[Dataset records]
================================

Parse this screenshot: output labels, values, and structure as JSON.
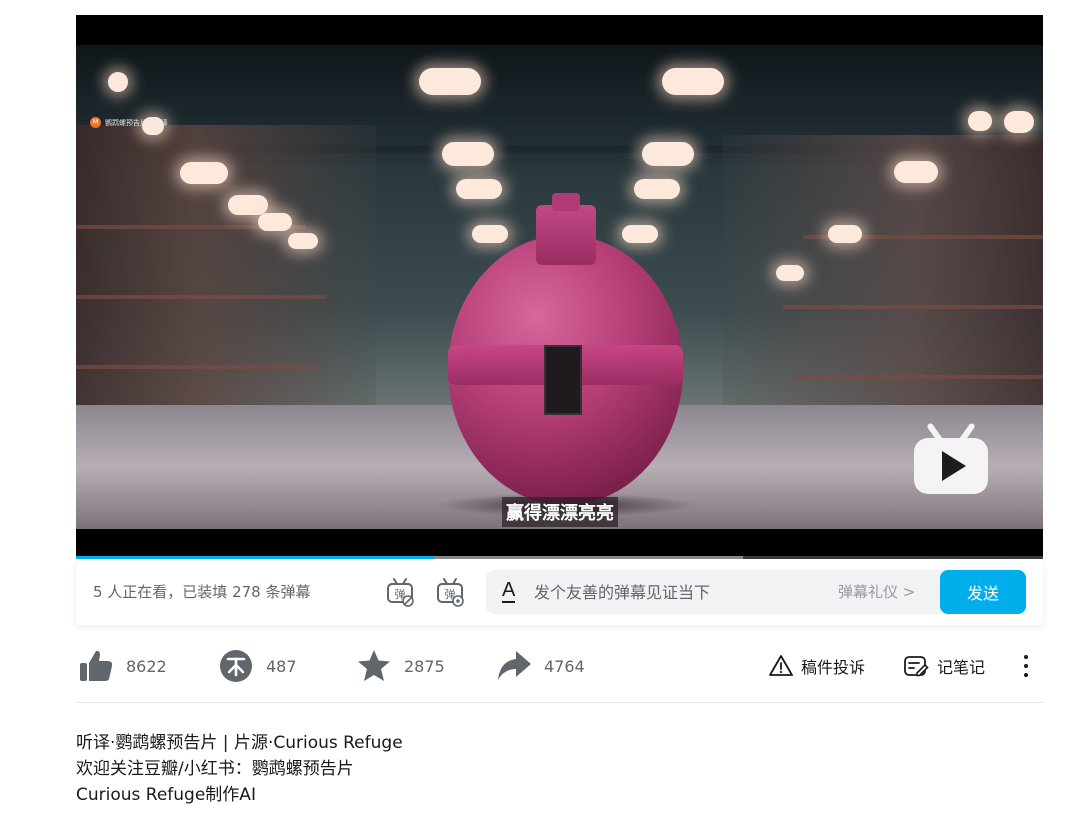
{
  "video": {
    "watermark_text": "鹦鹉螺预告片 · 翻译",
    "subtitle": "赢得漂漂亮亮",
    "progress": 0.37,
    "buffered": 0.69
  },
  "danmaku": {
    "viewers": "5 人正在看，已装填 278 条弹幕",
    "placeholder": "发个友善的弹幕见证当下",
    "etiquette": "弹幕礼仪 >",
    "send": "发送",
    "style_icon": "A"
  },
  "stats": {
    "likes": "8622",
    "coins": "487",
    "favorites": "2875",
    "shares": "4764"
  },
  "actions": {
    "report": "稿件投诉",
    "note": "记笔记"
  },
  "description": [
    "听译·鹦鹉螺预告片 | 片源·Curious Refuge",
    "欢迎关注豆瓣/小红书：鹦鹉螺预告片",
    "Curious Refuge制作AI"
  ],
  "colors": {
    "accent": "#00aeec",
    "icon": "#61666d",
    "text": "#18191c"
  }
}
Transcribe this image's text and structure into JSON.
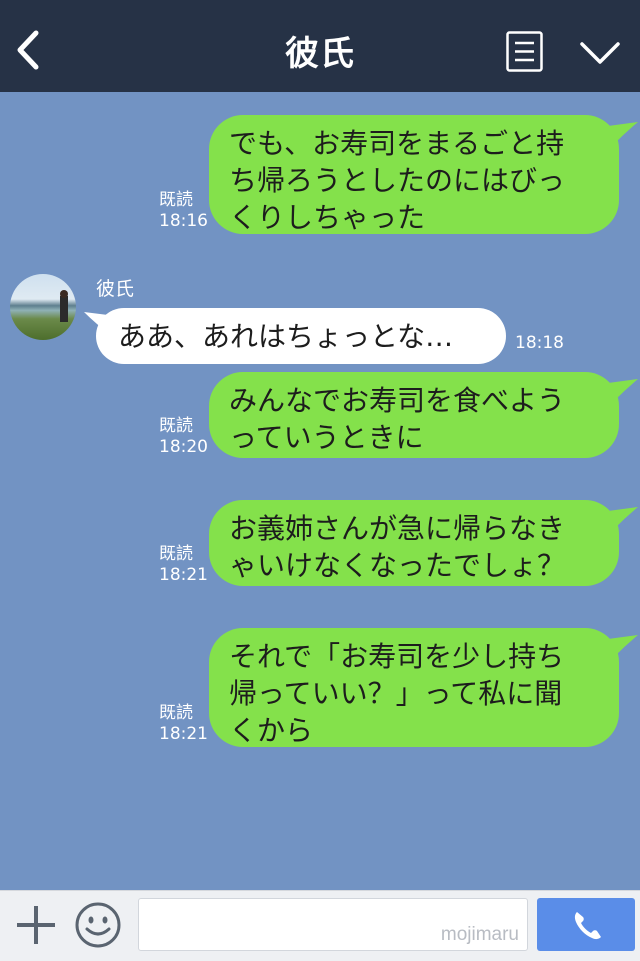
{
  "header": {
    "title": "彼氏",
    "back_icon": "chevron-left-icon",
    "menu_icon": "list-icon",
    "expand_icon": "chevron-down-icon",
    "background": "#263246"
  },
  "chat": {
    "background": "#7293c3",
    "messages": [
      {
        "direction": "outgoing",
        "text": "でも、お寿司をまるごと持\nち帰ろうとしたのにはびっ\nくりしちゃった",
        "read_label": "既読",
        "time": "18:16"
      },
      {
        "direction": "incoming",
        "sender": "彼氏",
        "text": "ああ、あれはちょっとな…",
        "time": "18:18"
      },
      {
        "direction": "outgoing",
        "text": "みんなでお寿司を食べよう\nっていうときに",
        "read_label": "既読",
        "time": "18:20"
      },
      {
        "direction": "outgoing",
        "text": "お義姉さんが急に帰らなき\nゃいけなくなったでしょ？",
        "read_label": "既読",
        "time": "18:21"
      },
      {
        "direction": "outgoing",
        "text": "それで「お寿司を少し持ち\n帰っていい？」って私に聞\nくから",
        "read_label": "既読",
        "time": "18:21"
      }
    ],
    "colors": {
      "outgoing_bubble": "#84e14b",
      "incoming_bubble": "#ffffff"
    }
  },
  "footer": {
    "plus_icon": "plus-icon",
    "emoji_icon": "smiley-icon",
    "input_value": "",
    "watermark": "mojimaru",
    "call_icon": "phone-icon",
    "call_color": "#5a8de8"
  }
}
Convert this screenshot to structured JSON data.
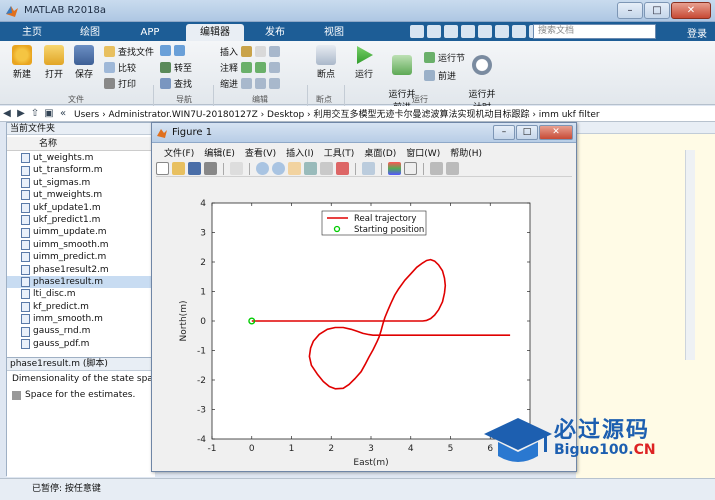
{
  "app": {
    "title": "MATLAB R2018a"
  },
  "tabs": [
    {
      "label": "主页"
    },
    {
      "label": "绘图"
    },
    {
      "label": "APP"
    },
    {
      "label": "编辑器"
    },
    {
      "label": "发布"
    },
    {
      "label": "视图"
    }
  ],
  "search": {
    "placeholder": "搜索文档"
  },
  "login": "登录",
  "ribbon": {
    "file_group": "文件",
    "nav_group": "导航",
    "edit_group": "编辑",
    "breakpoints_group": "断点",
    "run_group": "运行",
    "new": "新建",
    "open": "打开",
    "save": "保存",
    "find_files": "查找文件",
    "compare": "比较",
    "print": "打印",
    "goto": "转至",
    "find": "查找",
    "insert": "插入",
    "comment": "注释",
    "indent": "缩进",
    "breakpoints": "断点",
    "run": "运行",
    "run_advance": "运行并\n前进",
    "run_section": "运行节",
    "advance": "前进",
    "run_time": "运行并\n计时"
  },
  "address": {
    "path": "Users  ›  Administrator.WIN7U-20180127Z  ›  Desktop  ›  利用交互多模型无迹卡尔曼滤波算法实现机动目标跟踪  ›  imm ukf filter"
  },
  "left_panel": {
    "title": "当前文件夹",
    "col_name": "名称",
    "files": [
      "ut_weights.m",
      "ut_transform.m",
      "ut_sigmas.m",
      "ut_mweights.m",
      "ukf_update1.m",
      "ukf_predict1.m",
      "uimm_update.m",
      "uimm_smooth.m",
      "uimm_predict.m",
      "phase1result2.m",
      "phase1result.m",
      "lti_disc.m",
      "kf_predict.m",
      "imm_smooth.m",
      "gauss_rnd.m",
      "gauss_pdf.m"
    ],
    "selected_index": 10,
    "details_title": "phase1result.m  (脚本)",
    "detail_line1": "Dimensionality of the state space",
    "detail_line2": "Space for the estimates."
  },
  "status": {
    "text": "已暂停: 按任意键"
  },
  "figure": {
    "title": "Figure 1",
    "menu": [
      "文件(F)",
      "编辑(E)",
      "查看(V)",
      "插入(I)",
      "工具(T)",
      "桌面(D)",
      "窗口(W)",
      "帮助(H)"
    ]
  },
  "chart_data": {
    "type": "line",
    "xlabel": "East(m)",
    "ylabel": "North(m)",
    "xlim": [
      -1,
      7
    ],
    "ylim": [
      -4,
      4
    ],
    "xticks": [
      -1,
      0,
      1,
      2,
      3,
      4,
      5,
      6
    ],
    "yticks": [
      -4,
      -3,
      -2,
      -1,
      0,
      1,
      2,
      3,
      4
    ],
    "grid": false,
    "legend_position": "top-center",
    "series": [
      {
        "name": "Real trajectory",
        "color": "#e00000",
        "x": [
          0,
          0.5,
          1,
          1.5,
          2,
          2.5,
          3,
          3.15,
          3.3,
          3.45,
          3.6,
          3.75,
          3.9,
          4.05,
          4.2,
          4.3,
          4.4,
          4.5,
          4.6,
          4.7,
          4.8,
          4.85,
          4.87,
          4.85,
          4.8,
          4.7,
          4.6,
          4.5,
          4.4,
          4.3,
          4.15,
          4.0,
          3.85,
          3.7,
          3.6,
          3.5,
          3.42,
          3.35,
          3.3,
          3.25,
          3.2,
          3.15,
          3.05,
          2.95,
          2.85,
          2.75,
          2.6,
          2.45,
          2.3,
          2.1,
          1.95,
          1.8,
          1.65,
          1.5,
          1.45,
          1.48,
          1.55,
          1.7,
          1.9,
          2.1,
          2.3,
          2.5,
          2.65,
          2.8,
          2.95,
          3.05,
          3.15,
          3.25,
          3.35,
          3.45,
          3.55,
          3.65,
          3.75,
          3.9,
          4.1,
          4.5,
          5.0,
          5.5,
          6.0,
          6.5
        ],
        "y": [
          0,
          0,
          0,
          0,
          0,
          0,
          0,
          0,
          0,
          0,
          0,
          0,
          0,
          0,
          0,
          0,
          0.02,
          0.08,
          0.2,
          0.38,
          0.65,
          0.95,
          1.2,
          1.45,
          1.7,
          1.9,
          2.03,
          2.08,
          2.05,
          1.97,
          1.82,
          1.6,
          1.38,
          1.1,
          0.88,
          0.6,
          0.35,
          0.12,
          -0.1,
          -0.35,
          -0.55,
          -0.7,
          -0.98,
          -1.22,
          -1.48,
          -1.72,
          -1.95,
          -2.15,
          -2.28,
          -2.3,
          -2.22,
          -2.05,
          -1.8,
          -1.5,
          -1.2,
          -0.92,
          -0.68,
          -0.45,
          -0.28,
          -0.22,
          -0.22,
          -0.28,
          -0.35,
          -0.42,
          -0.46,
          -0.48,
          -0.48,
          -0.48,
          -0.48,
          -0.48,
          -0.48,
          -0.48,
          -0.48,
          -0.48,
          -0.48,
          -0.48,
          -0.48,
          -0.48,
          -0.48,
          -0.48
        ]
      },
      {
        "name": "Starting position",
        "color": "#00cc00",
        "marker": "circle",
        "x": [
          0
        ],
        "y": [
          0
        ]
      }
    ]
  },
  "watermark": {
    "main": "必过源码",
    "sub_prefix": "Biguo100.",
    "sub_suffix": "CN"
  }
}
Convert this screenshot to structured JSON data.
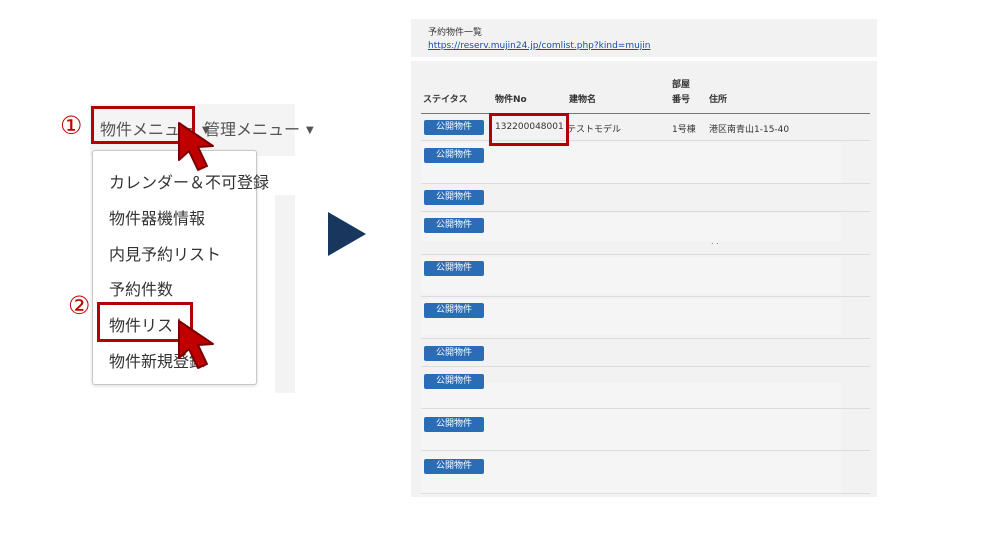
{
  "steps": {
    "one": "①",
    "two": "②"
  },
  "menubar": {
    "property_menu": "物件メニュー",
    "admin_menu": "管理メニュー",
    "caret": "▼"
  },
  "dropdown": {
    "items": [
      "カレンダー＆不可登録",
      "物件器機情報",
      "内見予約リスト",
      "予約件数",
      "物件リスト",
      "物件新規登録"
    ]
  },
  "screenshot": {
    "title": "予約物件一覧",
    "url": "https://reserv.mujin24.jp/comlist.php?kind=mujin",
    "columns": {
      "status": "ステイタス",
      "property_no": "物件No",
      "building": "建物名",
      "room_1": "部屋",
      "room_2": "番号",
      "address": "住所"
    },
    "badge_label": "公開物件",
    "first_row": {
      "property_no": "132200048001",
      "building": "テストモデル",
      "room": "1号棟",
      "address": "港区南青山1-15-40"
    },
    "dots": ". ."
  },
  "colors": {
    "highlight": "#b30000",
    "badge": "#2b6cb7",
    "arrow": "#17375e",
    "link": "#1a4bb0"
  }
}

================================

Lines that include the word "this" are to be extracted from the data above.

Parse this screenshot: output labels, values, and structure as JSON.
Transcribe this image's text and structure into JSON.
Convert this screenshot to structured JSON data.
Convert this screenshot to structured JSON data.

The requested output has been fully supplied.